#### Request
Without pictures, repeat exactly the lines from the one containing "Give me a plain-text" through the end of the entries.

#### Recorded data
++++++++++
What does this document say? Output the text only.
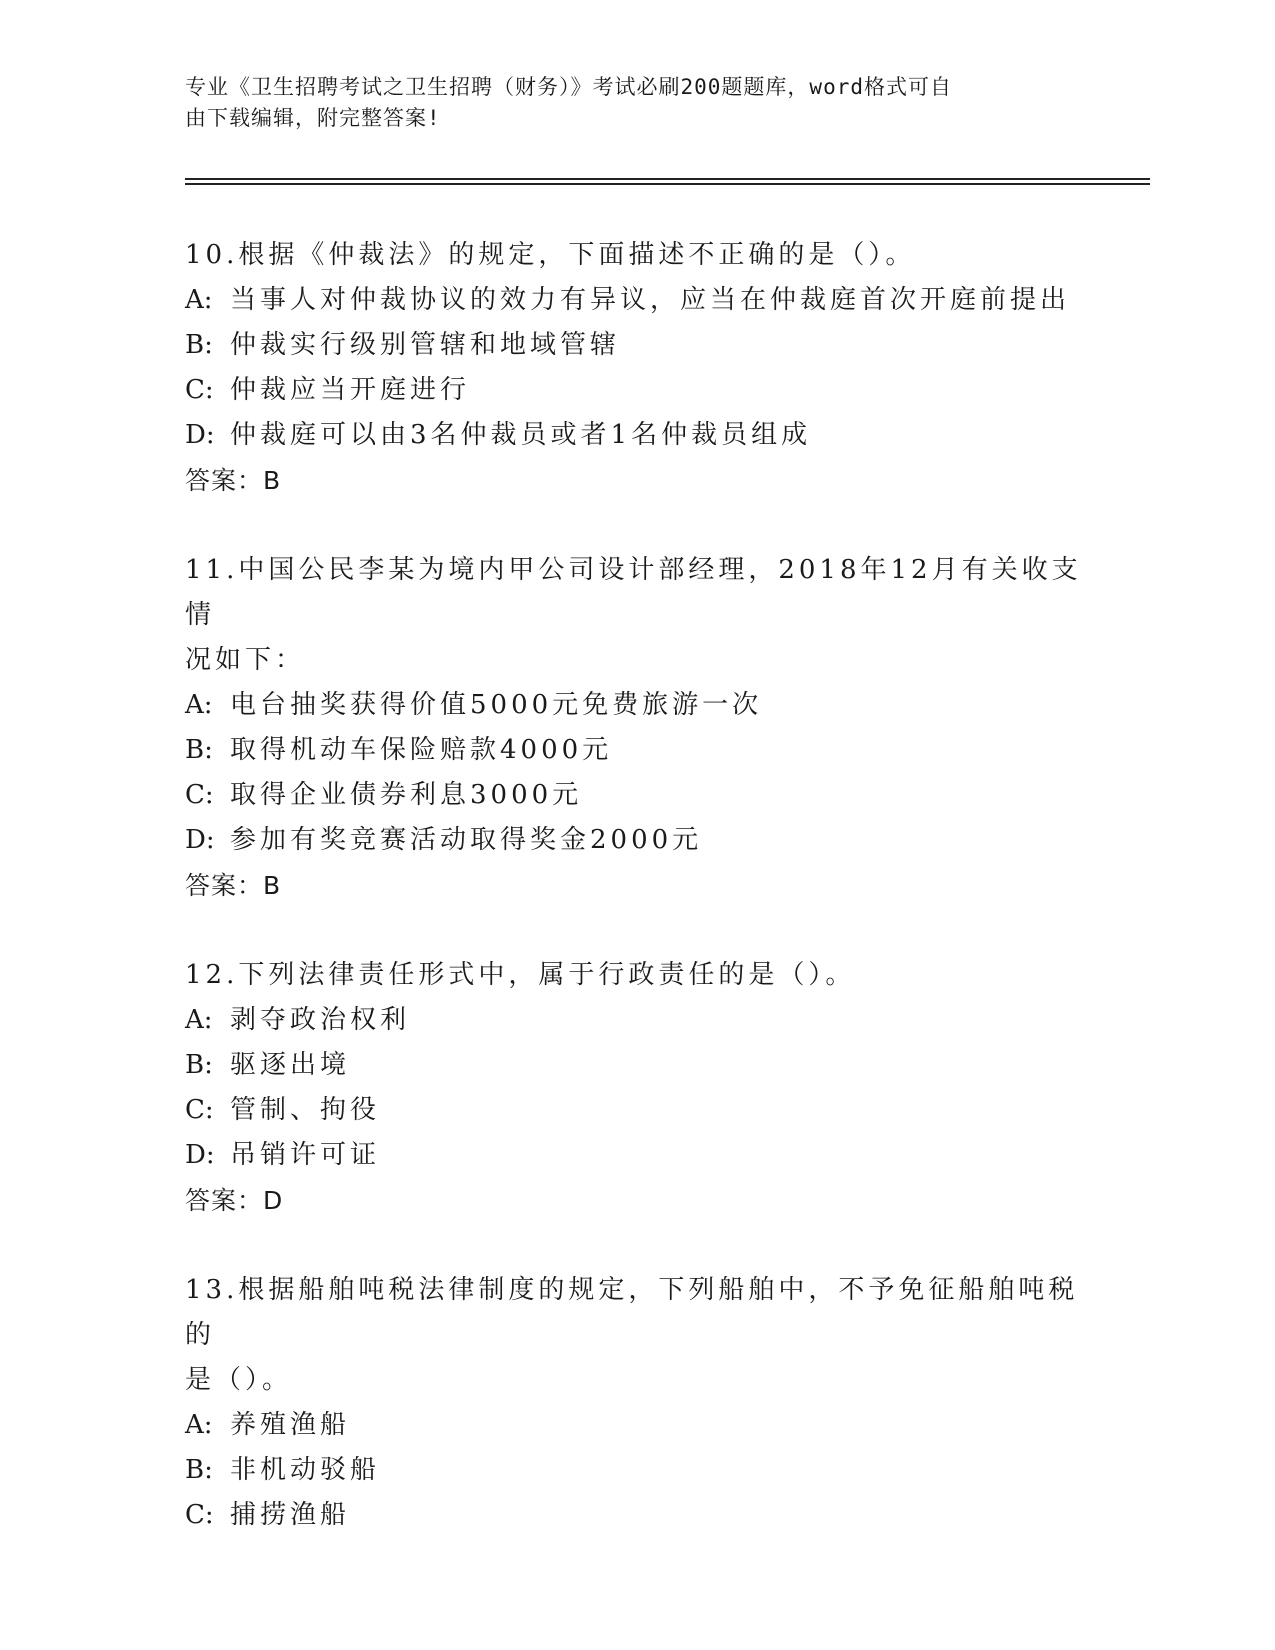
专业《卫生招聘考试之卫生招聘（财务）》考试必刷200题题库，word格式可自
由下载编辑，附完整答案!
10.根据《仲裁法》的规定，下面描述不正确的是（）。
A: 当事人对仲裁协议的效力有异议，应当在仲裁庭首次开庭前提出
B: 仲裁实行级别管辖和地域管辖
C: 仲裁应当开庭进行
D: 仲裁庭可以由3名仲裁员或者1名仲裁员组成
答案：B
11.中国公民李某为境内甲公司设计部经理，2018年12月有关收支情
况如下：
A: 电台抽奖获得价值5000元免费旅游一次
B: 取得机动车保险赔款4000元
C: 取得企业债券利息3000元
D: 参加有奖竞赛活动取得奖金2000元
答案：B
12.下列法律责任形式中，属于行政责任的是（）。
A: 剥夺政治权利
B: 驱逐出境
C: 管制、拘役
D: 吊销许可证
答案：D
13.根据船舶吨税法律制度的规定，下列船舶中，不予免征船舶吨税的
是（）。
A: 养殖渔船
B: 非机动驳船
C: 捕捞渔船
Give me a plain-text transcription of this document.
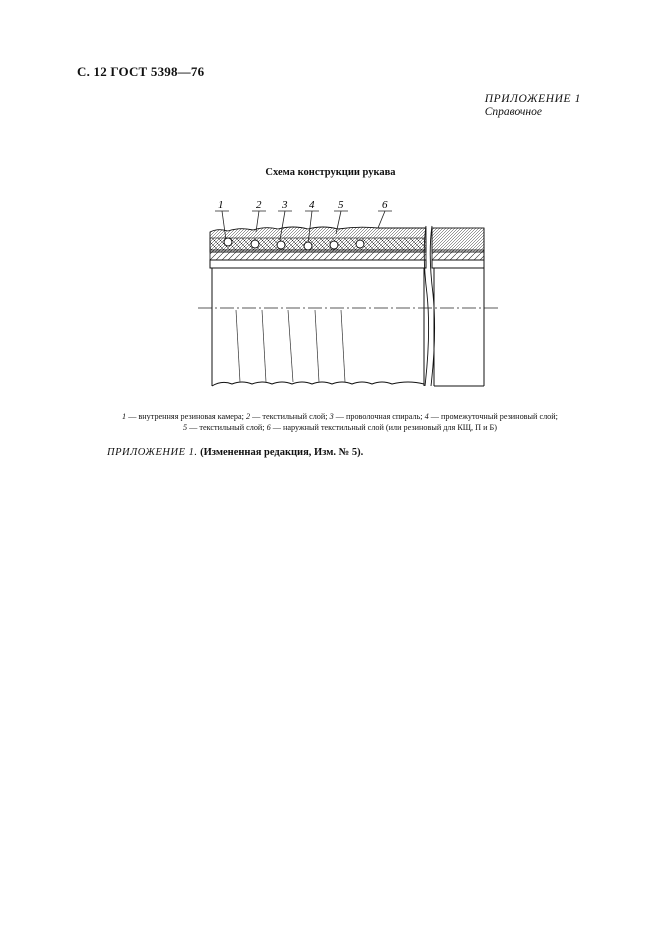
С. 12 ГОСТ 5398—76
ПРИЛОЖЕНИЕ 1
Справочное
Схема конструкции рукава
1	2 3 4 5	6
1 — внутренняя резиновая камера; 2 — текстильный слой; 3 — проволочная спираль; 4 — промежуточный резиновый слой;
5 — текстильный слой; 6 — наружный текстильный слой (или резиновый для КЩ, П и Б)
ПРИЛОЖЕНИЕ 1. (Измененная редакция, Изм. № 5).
++++++++++
#### Result of this exercise
Give me a plain-text transcription of this document.
С. 12 ГОСТ 5398—76
ПРИЛОЖЕНИЕ 1
Справочное
Схема конструкции рукава
1	2 3 4 5	6
1 — внутренняя резиновая камера; 2 — текстильный слой; 3 — проволочная спираль; 4 — промежуточный резиновый слой;
5 — текстильный слой; 6 — наружный текстильный слой (или резиновый для КЩ, П и Б)
ПРИЛОЖЕНИЕ 1. (Измененная редакция, Изм. № 5).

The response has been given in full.